Rows —
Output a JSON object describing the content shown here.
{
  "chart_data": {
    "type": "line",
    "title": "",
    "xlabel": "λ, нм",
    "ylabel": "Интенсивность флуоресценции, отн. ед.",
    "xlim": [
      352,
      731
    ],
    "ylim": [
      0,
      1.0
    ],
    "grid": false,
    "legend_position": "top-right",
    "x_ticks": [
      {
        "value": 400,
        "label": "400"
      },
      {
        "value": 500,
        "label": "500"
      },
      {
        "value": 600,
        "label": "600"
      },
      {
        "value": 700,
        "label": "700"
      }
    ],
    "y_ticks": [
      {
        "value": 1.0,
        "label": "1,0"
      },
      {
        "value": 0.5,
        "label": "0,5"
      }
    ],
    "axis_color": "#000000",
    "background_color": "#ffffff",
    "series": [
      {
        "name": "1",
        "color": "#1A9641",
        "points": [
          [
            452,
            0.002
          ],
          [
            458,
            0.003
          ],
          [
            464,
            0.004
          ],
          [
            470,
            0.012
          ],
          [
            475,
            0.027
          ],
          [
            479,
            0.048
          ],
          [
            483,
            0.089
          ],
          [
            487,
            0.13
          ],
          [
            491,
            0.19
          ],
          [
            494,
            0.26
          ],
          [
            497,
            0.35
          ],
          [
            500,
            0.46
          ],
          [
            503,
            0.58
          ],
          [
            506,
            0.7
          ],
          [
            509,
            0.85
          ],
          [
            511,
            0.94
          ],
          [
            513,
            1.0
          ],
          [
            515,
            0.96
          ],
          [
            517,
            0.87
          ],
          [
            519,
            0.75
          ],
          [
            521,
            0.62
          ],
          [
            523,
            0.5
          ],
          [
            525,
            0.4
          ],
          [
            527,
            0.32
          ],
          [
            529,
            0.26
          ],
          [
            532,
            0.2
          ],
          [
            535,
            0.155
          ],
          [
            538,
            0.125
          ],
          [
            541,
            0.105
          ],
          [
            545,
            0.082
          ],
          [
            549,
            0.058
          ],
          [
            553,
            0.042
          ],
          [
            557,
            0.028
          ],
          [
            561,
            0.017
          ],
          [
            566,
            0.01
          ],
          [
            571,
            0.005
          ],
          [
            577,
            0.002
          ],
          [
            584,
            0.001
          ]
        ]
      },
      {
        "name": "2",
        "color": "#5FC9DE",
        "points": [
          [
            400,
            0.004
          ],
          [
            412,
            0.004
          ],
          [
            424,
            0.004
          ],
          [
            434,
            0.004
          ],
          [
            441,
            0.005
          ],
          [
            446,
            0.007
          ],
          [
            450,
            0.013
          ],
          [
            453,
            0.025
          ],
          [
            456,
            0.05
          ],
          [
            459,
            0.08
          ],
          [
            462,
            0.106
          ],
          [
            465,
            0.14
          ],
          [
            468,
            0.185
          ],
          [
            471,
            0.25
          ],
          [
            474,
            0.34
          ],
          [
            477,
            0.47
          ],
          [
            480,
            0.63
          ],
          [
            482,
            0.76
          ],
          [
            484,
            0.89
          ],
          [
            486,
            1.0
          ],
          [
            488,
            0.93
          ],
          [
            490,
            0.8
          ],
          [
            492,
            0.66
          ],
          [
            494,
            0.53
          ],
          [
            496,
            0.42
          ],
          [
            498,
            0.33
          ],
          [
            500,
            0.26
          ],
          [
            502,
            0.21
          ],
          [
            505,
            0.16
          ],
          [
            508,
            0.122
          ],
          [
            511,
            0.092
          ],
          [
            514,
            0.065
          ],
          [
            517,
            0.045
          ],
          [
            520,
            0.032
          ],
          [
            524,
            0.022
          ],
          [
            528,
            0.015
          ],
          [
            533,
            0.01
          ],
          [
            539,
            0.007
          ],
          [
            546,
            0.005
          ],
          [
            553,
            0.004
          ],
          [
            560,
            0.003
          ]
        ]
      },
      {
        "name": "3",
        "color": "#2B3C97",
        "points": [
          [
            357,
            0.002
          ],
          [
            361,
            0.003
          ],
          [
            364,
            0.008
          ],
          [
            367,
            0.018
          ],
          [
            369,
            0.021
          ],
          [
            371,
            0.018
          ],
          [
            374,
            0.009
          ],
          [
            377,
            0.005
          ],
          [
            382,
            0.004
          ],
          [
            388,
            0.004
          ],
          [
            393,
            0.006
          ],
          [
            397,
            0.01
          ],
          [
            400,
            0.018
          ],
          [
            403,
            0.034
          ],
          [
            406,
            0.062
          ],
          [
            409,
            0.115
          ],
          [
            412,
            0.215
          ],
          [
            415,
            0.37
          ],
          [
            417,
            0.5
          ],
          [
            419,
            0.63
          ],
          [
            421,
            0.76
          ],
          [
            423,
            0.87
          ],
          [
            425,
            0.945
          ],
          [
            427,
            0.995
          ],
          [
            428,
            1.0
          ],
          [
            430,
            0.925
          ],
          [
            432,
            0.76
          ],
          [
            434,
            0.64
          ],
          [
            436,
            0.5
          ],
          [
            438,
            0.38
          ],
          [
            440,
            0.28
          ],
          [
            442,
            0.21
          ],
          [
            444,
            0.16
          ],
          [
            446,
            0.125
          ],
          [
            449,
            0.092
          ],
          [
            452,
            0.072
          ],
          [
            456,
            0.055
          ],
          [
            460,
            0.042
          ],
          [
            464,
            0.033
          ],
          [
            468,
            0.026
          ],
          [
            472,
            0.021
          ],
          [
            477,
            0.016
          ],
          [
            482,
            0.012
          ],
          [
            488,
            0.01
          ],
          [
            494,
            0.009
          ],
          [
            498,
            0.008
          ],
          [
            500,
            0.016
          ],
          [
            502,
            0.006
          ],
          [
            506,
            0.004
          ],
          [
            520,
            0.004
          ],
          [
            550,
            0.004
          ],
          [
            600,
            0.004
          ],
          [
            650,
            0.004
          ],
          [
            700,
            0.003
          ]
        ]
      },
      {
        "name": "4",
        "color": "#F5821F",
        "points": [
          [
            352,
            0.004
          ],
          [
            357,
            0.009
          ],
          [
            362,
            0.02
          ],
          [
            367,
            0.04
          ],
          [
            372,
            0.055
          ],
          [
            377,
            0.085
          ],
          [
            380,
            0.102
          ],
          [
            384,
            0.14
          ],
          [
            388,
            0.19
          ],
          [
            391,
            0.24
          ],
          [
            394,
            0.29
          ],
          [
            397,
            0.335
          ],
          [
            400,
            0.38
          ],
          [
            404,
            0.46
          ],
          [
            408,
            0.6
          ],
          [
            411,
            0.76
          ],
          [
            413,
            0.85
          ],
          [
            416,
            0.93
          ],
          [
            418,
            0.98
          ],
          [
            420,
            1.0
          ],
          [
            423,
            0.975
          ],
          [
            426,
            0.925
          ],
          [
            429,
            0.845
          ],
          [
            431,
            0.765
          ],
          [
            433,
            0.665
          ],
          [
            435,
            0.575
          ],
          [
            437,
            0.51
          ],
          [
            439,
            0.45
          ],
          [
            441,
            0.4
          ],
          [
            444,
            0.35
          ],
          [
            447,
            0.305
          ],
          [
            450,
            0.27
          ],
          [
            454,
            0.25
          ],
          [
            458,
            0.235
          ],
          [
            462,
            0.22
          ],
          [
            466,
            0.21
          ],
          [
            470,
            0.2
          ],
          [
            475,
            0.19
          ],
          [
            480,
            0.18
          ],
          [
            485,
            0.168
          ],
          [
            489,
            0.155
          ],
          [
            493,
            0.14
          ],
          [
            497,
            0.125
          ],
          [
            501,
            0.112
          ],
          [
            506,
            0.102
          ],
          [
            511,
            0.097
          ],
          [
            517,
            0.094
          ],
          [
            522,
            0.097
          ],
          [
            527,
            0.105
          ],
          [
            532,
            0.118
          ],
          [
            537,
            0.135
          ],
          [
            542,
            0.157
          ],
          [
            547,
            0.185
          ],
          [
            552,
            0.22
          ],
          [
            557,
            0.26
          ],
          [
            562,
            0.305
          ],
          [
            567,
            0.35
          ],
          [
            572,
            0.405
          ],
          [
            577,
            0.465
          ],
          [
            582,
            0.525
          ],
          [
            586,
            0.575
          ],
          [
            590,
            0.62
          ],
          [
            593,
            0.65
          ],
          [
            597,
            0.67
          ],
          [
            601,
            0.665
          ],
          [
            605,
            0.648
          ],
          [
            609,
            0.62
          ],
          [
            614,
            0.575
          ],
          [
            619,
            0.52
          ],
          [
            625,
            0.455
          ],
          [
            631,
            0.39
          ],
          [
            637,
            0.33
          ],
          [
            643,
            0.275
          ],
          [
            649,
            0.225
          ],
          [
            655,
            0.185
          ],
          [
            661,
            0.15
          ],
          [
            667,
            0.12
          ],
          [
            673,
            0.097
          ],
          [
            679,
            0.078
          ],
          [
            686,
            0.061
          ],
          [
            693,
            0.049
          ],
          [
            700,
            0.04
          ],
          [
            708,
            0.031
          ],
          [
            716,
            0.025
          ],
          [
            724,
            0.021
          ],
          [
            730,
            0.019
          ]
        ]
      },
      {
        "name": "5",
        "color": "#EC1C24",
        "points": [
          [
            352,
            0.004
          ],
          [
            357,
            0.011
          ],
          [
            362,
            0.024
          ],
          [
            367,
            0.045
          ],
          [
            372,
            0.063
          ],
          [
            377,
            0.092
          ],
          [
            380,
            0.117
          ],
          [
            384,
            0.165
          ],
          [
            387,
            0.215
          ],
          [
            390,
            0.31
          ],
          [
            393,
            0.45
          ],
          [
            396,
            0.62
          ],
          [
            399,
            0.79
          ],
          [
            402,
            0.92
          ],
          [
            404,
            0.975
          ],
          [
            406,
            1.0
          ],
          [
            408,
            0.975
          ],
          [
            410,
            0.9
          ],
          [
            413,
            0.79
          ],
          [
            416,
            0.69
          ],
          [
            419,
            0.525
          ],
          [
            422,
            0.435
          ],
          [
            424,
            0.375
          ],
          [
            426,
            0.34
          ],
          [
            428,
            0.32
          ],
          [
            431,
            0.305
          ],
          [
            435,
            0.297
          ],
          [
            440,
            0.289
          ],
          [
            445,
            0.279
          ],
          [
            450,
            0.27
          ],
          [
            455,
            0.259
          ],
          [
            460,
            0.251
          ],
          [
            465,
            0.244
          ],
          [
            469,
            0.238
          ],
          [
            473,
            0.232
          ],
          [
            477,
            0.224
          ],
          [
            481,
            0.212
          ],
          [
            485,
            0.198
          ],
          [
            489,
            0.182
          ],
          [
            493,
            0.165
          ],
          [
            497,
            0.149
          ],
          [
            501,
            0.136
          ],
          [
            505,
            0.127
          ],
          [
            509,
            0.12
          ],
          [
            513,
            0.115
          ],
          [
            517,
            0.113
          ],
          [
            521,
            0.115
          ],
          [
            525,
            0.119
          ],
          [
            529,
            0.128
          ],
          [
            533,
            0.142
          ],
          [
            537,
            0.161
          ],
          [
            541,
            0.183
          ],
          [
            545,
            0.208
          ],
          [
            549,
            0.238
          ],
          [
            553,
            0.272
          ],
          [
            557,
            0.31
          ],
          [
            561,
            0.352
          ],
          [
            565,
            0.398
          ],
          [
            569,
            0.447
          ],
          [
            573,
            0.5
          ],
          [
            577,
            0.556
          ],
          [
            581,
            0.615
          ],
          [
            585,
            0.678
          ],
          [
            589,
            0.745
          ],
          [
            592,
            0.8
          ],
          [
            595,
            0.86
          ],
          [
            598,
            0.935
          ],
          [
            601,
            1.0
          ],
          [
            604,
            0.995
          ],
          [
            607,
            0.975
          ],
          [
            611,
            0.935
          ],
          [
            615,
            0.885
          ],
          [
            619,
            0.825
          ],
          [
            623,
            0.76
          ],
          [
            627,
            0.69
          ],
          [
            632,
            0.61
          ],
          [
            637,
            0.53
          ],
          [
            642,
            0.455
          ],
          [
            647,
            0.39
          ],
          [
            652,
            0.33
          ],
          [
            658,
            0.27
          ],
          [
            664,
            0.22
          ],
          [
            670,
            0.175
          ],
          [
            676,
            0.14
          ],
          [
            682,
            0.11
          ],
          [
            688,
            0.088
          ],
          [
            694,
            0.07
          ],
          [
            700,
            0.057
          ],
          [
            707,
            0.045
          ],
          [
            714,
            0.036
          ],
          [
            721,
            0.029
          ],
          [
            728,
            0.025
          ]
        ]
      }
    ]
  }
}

Exercise prompt —
Look through the lines above and collect those with the word "value".

The output —
        "value": 400,
        "value": 500,
        "value": 600,
        "value": 700,
        "value": 1.0,
        "value": 0.5,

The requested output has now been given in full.